## RECORDS PROVIDED
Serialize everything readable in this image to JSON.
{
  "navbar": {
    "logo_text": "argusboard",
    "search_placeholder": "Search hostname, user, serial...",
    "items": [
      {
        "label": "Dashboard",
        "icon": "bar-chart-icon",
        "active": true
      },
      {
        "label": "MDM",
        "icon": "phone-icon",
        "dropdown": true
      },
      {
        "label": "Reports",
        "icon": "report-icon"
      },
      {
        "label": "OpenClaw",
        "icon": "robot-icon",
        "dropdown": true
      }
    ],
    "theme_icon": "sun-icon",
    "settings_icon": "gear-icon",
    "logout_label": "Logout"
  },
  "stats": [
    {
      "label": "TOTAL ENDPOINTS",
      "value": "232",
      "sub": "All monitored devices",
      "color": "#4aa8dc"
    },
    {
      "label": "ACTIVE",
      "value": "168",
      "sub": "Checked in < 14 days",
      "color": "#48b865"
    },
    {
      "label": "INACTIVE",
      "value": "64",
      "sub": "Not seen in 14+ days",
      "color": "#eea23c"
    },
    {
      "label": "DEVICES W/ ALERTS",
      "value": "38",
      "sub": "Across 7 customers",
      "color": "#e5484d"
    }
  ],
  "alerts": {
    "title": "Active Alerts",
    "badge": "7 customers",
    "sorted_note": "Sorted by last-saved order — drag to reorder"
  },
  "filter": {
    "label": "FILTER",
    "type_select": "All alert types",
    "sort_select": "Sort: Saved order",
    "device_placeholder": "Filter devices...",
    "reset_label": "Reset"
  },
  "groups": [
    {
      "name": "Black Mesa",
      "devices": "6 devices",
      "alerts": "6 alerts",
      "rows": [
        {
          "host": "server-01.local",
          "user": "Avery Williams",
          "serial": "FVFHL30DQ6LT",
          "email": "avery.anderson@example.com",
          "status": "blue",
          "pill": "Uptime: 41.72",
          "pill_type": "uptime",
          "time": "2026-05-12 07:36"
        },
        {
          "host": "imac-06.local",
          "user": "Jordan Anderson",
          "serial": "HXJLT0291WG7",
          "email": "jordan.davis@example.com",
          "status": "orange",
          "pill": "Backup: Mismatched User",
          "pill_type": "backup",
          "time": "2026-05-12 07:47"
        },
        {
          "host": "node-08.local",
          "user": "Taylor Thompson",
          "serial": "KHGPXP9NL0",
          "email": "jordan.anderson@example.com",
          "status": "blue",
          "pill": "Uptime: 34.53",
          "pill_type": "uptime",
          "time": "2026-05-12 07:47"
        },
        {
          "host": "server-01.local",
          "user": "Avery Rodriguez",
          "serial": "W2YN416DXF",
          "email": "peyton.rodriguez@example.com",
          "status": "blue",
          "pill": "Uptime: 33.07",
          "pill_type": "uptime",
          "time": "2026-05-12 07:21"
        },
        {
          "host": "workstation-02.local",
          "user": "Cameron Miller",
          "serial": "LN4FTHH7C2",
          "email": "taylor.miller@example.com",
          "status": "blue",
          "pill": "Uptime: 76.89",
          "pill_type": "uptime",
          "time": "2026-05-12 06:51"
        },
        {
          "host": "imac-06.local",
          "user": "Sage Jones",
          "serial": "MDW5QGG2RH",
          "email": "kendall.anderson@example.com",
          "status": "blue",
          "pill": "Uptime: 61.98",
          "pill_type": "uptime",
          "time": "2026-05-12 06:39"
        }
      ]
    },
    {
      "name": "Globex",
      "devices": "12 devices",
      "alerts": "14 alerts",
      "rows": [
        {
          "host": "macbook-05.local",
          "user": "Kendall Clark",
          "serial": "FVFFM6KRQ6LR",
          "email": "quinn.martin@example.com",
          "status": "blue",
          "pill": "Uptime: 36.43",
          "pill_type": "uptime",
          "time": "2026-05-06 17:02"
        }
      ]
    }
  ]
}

## INSTRUCTION
Using the listing above, retype each line exactly.

## THE COMPLETED TASK
Serialize everything readable in this image to JSON.
{
  "navbar": {
    "logo_text": "argusboard",
    "search_placeholder": "Search hostname, user, serial...",
    "items": [
      {
        "label": "Dashboard",
        "icon": "bar-chart-icon",
        "active": true
      },
      {
        "label": "MDM",
        "icon": "phone-icon",
        "dropdown": true
      },
      {
        "label": "Reports",
        "icon": "report-icon"
      },
      {
        "label": "OpenClaw",
        "icon": "robot-icon",
        "dropdown": true
      }
    ],
    "theme_icon": "sun-icon",
    "settings_icon": "gear-icon",
    "logout_label": "Logout"
  },
  "stats": [
    {
      "label": "TOTAL ENDPOINTS",
      "value": "232",
      "sub": "All monitored devices",
      "color": "#4aa8dc"
    },
    {
      "label": "ACTIVE",
      "value": "168",
      "sub": "Checked in < 14 days",
      "color": "#48b865"
    },
    {
      "label": "INACTIVE",
      "value": "64",
      "sub": "Not seen in 14+ days",
      "color": "#eea23c"
    },
    {
      "label": "DEVICES W/ ALERTS",
      "value": "38",
      "sub": "Across 7 customers",
      "color": "#e5484d"
    }
  ],
  "alerts": {
    "title": "Active Alerts",
    "badge": "7 customers",
    "sorted_note": "Sorted by last-saved order — drag to reorder"
  },
  "filter": {
    "label": "FILTER",
    "type_select": "All alert types",
    "sort_select": "Sort: Saved order",
    "device_placeholder": "Filter devices...",
    "reset_label": "Reset"
  },
  "groups": [
    {
      "name": "Black Mesa",
      "devices": "6 devices",
      "alerts": "6 alerts",
      "rows": [
        {
          "host": "server-01.local",
          "user": "Avery Williams",
          "serial": "FVFHL30DQ6LT",
          "email": "avery.anderson@example.com",
          "status": "blue",
          "pill": "Uptime: 41.72",
          "pill_type": "uptime",
          "time": "2026-05-12 07:36"
        },
        {
          "host": "imac-06.local",
          "user": "Jordan Anderson",
          "serial": "HXJLT0291WG7",
          "email": "jordan.davis@example.com",
          "status": "orange",
          "pill": "Backup: Mismatched User",
          "pill_type": "backup",
          "time": "2026-05-12 07:47"
        },
        {
          "host": "node-08.local",
          "user": "Taylor Thompson",
          "serial": "KHGPXP9NL0",
          "email": "jordan.anderson@example.com",
          "status": "blue",
          "pill": "Uptime: 34.53",
          "pill_type": "uptime",
          "time": "2026-05-12 07:47"
        },
        {
          "host": "server-01.local",
          "user": "Avery Rodriguez",
          "serial": "W2YN416DXF",
          "email": "peyton.rodriguez@example.com",
          "status": "blue",
          "pill": "Uptime: 33.07",
          "pill_type": "uptime",
          "time": "2026-05-12 07:21"
        },
        {
          "host": "workstation-02.local",
          "user": "Cameron Miller",
          "serial": "LN4FTHH7C2",
          "email": "taylor.miller@example.com",
          "status": "blue",
          "pill": "Uptime: 76.89",
          "pill_type": "uptime",
          "time": "2026-05-12 06:51"
        },
        {
          "host": "imac-06.local",
          "user": "Sage Jones",
          "serial": "MDW5QGG2RH",
          "email": "kendall.anderson@example.com",
          "status": "blue",
          "pill": "Uptime: 61.98",
          "pill_type": "uptime",
          "time": "2026-05-12 06:39"
        }
      ]
    },
    {
      "name": "Globex",
      "devices": "12 devices",
      "alerts": "14 alerts",
      "rows": [
        {
          "host": "macbook-05.local",
          "user": "Kendall Clark",
          "serial": "FVFFM6KRQ6LR",
          "email": "quinn.martin@example.com",
          "status": "blue",
          "pill": "Uptime: 36.43",
          "pill_type": "uptime",
          "time": "2026-05-06 17:02"
        }
      ]
    }
  ]
}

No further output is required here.